**Exercise objective:**
Would you write out the entries below, every one of them, exactly?

** START OF Data to process **

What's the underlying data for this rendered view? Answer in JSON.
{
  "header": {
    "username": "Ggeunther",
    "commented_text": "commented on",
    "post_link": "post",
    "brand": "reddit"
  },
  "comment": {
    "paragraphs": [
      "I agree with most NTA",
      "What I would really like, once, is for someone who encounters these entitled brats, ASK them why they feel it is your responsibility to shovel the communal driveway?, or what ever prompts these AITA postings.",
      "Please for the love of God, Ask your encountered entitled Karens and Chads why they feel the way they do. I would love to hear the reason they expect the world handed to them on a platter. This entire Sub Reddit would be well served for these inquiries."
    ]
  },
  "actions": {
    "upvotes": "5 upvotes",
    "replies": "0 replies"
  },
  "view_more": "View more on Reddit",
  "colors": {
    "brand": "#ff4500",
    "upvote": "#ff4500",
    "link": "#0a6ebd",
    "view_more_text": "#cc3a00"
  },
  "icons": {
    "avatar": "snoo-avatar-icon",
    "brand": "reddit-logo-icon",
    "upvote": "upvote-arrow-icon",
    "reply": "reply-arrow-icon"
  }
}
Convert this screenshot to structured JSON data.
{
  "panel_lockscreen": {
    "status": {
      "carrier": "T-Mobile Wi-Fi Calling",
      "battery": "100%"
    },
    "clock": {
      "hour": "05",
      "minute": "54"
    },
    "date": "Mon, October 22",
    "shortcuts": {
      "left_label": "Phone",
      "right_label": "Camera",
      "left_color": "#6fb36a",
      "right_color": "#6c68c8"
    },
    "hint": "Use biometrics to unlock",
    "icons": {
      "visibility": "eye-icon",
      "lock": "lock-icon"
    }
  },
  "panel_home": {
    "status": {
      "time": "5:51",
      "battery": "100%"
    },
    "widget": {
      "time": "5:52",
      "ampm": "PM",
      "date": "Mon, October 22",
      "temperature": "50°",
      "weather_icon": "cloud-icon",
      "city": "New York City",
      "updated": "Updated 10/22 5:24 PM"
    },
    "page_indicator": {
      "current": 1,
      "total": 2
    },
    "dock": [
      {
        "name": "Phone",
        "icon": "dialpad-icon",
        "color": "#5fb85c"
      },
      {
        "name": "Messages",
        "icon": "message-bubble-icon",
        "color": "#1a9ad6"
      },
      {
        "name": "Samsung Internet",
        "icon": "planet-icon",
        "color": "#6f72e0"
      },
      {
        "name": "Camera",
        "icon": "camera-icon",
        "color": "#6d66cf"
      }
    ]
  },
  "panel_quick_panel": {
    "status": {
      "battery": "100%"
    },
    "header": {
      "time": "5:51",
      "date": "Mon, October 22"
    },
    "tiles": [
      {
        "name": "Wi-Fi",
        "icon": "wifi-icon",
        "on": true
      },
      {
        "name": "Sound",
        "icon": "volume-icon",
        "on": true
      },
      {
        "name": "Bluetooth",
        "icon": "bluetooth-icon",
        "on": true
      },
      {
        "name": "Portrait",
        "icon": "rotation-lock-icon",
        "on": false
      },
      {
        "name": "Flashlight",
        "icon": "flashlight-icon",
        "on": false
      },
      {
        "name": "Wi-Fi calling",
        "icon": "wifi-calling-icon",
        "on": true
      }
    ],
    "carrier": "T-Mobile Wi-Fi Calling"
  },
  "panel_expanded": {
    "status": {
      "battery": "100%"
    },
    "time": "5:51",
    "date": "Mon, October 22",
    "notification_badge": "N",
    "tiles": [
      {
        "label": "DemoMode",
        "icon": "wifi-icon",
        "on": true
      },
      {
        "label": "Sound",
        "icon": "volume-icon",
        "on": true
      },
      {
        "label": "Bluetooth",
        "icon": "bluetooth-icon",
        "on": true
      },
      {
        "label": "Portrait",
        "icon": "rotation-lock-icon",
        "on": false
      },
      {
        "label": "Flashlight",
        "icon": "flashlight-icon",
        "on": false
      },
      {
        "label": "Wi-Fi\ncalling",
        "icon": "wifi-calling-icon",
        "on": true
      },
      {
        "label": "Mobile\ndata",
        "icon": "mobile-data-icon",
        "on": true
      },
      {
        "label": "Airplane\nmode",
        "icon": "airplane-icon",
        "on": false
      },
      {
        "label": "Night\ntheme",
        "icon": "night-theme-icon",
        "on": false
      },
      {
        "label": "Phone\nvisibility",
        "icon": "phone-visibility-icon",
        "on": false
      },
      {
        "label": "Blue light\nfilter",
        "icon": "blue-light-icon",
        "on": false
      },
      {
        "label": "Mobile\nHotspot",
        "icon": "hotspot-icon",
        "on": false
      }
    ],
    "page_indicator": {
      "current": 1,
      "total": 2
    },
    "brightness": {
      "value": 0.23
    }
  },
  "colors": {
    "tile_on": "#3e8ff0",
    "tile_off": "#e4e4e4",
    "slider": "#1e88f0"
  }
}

** END OF Data to process **

**Exercise solution:**
What's the underlying data for this rendered view? Answer in JSON.
{
  "header": {
    "username": "Ggeunther",
    "commented_text": "commented on",
    "post_link": "post",
    "brand": "reddit"
  },
  "comment": {
    "paragraphs": [
      "I agree with most NTA",
      "What I would really like, once, is for someone who encounters these entitled brats, ASK them why they feel it is your responsibility to shovel the communal driveway?, or what ever prompts these AITA postings.",
      "Please for the love of God, Ask your encountered entitled Karens and Chads why they feel the way they do. I would love to hear the reason they expect the world handed to them on a platter. This entire Sub Reddit would be well served for these inquiries."
    ]
  },
  "actions": {
    "upvotes": "5 upvotes",
    "replies": "0 replies"
  },
  "view_more": "View more on Reddit",
  "colors": {
    "brand": "#ff4500",
    "upvote": "#ff4500",
    "link": "#0a6ebd",
    "view_more_text": "#cc3a00"
  },
  "icons": {
    "avatar": "snoo-avatar-icon",
    "brand": "reddit-logo-icon",
    "upvote": "upvote-arrow-icon",
    "reply": "reply-arrow-icon"
  }
}
Convert this screenshot to structured JSON data.
{
  "panel_lockscreen": {
    "status": {
      "carrier": "T-Mobile Wi-Fi Calling",
      "battery": "100%"
    },
    "clock": {
      "hour": "05",
      "minute": "54"
    },
    "date": "Mon, October 22",
    "shortcuts": {
      "left_label": "Phone",
      "right_label": "Camera",
      "left_color": "#6fb36a",
      "right_color": "#6c68c8"
    },
    "hint": "Use biometrics to unlock",
    "icons": {
      "visibility": "eye-icon",
      "lock": "lock-icon"
    }
  },
  "panel_home": {
    "status": {
      "time": "5:51",
      "battery": "100%"
    },
    "widget": {
      "time": "5:52",
      "ampm": "PM",
      "date": "Mon, October 22",
      "temperature": "50°",
      "weather_icon": "cloud-icon",
      "city": "New York City",
      "updated": "Updated 10/22 5:24 PM"
    },
    "page_indicator": {
      "current": 1,
      "total": 2
    },
    "dock": [
      {
        "name": "Phone",
        "icon": "dialpad-icon",
        "color": "#5fb85c"
      },
      {
        "name": "Messages",
        "icon": "message-bubble-icon",
        "color": "#1a9ad6"
      },
      {
        "name": "Samsung Internet",
        "icon": "planet-icon",
        "color": "#6f72e0"
      },
      {
        "name": "Camera",
        "icon": "camera-icon",
        "color": "#6d66cf"
      }
    ]
  },
  "panel_quick_panel": {
    "status": {
      "battery": "100%"
    },
    "header": {
      "time": "5:51",
      "date": "Mon, October 22"
    },
    "tiles": [
      {
        "name": "Wi-Fi",
        "icon": "wifi-icon",
        "on": true
      },
      {
        "name": "Sound",
        "icon": "volume-icon",
        "on": true
      },
      {
        "name": "Bluetooth",
        "icon": "bluetooth-icon",
        "on": true
      },
      {
        "name": "Portrait",
        "icon": "rotation-lock-icon",
        "on": false
      },
      {
        "name": "Flashlight",
        "icon": "flashlight-icon",
        "on": false
      },
      {
        "name": "Wi-Fi calling",
        "icon": "wifi-calling-icon",
        "on": true
      }
    ],
    "carrier": "T-Mobile Wi-Fi Calling"
  },
  "panel_expanded": {
    "status": {
      "battery": "100%"
    },
    "time": "5:51",
    "date": "Mon, October 22",
    "notification_badge": "N",
    "tiles": [
      {
        "label": "DemoMode",
        "icon": "wifi-icon",
        "on": true
      },
      {
        "label": "Sound",
        "icon": "volume-icon",
        "on": true
      },
      {
        "label": "Bluetooth",
        "icon": "bluetooth-icon",
        "on": true
      },
      {
        "label": "Portrait",
        "icon": "rotation-lock-icon",
        "on": false
      },
      {
        "label": "Flashlight",
        "icon": "flashlight-icon",
        "on": false
      },
      {
        "label": "Wi-Fi\ncalling",
        "icon": "wifi-calling-icon",
        "on": true
      },
      {
        "label": "Mobile\ndata",
        "icon": "mobile-data-icon",
        "on": true
      },
      {
        "label": "Airplane\nmode",
        "icon": "airplane-icon",
        "on": false
      },
      {
        "label": "Night\ntheme",
        "icon": "night-theme-icon",
        "on": false
      },
      {
        "label": "Phone\nvisibility",
        "icon": "phone-visibility-icon",
        "on": false
      },
      {
        "label": "Blue light\nfilter",
        "icon": "blue-light-icon",
        "on": false
      },
      {
        "label": "Mobile\nHotspot",
        "icon": "hotspot-icon",
        "on": false
      }
    ],
    "page_indicator": {
      "current": 1,
      "total": 2
    },
    "brightness": {
      "value": 0.23
    }
  },
  "colors": {
    "tile_on": "#3e8ff0",
    "tile_off": "#e4e4e4",
    "slider": "#1e88f0"
  }
}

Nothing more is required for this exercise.